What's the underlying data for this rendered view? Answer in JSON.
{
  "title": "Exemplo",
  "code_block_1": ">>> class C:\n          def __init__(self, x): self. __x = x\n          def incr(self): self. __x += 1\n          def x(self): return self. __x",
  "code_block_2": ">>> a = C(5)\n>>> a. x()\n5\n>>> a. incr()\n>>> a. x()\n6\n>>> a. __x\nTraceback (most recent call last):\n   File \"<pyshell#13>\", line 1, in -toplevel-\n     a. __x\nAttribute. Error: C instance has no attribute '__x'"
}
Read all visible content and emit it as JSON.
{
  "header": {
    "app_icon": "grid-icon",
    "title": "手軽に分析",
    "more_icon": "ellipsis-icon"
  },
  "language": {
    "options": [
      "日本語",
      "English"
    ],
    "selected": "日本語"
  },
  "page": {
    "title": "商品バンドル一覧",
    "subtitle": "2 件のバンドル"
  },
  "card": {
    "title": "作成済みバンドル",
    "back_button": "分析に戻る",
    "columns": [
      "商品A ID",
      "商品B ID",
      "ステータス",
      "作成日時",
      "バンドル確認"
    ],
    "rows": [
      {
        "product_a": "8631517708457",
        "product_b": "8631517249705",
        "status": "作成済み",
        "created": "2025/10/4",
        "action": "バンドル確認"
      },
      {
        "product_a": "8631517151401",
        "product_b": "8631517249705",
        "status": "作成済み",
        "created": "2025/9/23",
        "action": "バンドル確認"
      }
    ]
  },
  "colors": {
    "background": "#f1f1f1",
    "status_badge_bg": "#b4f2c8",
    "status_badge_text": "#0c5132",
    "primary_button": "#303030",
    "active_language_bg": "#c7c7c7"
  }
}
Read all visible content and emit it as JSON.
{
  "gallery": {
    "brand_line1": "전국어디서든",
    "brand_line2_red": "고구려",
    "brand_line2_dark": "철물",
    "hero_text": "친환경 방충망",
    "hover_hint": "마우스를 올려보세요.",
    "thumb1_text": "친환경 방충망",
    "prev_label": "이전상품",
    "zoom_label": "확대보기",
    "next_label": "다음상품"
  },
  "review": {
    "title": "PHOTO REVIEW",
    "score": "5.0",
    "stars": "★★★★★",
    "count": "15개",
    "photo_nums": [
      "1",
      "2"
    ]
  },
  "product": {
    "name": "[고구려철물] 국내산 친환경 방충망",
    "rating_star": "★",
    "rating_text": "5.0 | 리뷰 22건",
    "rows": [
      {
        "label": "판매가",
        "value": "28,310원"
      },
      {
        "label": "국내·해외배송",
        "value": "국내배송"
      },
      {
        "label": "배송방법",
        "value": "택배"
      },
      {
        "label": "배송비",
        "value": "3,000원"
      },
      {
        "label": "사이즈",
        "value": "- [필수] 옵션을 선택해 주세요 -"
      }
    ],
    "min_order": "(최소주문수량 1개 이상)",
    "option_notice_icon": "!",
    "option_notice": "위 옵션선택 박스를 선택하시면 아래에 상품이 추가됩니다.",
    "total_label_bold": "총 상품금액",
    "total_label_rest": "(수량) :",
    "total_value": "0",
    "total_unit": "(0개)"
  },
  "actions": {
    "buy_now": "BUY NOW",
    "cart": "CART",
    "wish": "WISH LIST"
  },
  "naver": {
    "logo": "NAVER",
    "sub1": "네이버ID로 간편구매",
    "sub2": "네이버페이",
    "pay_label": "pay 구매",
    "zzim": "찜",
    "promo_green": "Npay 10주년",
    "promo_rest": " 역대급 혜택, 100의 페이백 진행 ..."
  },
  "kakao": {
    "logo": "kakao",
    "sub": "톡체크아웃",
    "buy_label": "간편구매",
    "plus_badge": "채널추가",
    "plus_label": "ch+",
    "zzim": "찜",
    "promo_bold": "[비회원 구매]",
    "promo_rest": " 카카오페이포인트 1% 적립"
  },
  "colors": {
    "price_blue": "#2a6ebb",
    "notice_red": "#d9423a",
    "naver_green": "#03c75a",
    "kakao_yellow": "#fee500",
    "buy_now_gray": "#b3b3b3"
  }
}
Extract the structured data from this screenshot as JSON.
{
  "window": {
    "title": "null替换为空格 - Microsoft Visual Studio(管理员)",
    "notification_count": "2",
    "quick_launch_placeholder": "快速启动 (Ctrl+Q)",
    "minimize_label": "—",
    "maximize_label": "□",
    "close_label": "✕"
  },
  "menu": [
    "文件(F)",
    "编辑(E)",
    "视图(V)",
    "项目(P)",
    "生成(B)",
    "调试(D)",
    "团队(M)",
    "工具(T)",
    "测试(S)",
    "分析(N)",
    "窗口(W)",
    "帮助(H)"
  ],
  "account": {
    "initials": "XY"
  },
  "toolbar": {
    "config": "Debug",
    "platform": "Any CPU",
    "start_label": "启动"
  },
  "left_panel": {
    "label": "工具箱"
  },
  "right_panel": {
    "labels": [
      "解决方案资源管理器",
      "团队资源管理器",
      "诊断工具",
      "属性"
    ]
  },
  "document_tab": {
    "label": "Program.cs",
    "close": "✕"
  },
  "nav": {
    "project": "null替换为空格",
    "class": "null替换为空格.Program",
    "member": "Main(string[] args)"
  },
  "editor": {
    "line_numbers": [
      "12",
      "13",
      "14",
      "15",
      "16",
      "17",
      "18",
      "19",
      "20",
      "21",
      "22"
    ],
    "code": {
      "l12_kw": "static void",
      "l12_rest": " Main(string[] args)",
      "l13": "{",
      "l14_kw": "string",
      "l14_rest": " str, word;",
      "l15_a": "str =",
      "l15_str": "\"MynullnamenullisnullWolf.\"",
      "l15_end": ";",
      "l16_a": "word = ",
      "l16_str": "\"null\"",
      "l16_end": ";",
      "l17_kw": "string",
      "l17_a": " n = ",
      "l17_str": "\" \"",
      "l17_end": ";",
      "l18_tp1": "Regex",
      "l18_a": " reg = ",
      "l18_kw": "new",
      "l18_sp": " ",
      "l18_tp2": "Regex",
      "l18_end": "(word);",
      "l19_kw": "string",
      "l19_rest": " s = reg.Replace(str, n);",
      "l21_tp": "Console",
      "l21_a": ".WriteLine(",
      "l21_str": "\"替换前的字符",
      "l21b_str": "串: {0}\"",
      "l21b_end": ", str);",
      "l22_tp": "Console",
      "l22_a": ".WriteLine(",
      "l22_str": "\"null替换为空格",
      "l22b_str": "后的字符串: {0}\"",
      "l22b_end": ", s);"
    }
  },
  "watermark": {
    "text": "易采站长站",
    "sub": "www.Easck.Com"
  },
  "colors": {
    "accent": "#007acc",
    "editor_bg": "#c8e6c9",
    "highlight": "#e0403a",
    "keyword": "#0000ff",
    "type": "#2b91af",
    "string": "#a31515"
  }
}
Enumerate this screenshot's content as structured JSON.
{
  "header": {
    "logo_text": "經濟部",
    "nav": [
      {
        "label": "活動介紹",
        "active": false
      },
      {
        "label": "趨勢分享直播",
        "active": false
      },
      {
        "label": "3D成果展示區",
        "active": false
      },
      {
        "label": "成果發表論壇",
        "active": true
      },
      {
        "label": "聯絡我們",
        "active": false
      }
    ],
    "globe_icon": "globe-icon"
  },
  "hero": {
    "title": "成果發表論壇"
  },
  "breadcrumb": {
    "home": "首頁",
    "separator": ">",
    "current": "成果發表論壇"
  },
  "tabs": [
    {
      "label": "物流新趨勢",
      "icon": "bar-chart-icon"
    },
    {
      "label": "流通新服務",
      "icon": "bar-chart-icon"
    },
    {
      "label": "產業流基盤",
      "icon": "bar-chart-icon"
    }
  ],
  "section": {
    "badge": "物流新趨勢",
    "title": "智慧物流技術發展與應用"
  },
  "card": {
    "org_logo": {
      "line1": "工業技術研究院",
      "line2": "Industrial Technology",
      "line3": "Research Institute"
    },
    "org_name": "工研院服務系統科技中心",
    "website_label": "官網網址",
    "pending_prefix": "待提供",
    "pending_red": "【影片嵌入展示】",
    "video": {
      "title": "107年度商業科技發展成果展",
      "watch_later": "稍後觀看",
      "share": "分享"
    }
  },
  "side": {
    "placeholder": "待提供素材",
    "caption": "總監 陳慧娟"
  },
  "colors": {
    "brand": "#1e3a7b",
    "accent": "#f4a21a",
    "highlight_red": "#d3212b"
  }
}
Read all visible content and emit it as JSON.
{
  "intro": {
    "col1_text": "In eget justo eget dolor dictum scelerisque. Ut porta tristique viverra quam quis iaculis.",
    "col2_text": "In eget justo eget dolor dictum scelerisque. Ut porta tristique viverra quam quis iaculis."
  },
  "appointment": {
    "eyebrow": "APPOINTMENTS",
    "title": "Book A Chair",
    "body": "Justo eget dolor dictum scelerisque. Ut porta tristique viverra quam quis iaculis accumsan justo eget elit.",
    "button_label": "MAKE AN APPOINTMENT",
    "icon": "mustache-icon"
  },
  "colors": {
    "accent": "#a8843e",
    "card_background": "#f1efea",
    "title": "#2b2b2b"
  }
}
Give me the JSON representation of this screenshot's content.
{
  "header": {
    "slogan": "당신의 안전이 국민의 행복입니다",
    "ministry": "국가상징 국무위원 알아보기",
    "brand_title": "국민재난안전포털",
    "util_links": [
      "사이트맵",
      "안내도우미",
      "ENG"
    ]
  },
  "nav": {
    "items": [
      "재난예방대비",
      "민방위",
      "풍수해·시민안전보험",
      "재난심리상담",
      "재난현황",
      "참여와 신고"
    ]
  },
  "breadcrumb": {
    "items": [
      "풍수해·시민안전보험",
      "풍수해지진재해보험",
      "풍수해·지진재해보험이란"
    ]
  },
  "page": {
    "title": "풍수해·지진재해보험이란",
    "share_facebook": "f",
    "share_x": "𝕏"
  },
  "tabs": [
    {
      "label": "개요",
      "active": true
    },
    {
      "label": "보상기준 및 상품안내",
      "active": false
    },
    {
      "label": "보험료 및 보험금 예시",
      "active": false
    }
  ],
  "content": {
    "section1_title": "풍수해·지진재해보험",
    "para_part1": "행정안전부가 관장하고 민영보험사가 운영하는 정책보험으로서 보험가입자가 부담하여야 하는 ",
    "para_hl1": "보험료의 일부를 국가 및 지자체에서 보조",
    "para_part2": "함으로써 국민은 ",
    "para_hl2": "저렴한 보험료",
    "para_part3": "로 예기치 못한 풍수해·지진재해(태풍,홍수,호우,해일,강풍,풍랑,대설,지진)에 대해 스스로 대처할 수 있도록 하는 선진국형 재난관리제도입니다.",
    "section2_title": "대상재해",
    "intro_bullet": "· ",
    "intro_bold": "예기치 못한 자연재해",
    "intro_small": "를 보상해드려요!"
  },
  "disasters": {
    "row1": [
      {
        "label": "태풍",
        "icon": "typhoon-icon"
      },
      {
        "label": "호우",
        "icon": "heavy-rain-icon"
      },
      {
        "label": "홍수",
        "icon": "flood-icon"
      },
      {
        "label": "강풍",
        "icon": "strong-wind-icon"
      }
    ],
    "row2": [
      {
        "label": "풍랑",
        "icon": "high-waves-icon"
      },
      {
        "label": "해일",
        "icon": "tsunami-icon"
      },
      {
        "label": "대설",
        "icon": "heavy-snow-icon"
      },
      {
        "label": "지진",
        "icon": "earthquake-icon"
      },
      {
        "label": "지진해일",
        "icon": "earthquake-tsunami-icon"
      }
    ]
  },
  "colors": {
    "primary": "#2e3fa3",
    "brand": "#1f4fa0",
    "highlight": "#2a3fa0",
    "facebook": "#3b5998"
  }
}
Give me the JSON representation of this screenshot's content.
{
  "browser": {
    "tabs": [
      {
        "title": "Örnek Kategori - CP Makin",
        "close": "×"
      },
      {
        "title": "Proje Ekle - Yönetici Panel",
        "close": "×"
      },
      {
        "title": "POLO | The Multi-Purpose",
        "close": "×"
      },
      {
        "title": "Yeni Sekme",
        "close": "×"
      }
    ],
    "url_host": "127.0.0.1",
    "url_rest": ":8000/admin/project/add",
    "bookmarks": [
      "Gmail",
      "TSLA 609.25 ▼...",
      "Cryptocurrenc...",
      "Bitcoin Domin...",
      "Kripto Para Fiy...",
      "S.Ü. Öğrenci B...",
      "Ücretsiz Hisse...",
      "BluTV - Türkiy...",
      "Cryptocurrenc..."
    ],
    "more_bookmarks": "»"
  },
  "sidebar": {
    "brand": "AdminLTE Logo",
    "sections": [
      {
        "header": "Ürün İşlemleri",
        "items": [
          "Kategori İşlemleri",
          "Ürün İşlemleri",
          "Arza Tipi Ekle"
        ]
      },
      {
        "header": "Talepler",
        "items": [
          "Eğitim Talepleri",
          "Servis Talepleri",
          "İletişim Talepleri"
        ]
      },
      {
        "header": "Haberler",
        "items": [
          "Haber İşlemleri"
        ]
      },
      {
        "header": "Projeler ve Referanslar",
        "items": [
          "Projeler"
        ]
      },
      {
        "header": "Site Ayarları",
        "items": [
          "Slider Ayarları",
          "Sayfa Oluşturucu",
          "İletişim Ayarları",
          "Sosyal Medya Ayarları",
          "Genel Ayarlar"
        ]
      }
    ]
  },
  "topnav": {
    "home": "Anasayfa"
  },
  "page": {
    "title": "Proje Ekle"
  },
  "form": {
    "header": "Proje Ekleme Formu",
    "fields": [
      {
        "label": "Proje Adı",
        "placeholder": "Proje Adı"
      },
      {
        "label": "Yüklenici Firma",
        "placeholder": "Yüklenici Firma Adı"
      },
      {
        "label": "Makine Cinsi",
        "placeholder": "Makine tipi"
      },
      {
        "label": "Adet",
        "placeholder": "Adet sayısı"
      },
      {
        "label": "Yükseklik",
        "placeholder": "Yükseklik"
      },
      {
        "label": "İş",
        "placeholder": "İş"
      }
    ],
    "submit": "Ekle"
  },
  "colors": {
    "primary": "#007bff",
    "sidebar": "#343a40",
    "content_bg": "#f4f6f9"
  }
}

------------------------------

Go through the records above and copy every line with the word "header".

→ **Written answer**:
  "header": {
  "header": {
  "header": {
        "header": "Ürün İşlemleri",
        "header": "Talepler",
        "header": "Haberler",
        "header": "Projeler ve Referanslar",
        "header": "Site Ayarları",
    "header": "Proje Ekleme Formu",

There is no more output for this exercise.